# START OF Records supplied

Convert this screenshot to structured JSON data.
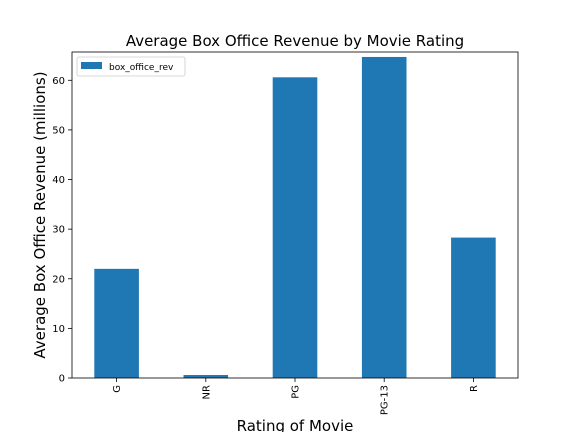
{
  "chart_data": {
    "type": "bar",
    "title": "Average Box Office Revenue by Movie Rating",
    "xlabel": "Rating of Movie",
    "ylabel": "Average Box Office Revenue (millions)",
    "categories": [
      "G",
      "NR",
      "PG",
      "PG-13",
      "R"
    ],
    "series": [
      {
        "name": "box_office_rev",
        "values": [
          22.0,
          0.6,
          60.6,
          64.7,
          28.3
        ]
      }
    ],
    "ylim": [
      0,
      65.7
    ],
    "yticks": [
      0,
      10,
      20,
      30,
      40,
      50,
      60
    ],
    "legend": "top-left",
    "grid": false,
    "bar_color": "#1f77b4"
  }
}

# END OF Records supplied
# START OF Records supplied

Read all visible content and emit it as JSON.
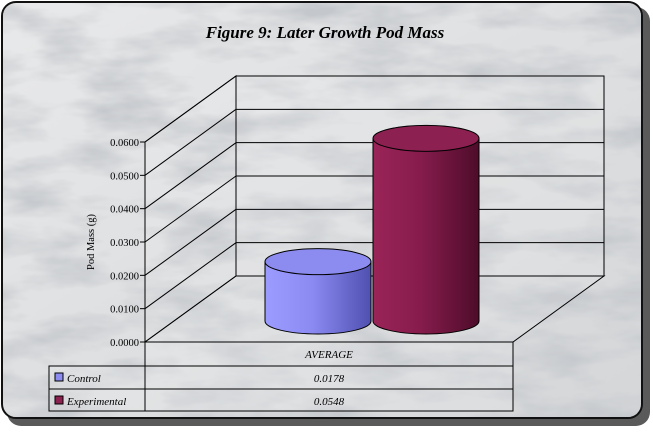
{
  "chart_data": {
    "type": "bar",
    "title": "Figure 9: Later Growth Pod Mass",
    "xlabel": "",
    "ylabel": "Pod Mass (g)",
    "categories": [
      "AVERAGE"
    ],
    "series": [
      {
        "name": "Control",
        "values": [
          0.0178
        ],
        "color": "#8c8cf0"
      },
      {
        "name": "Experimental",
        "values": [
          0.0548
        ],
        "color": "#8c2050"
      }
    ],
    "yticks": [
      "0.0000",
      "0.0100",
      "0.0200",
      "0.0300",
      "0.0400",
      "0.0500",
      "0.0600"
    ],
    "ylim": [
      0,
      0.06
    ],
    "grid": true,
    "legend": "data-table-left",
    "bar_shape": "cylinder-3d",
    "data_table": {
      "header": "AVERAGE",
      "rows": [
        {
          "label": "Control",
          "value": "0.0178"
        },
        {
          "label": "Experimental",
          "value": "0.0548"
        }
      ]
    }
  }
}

# END OF Records supplied

Which lines above contain "title"? Show each of them.

    "title": "Average Box Office Revenue by Movie Rating",
    "title": "Figure 9: Later Growth Pod Mass",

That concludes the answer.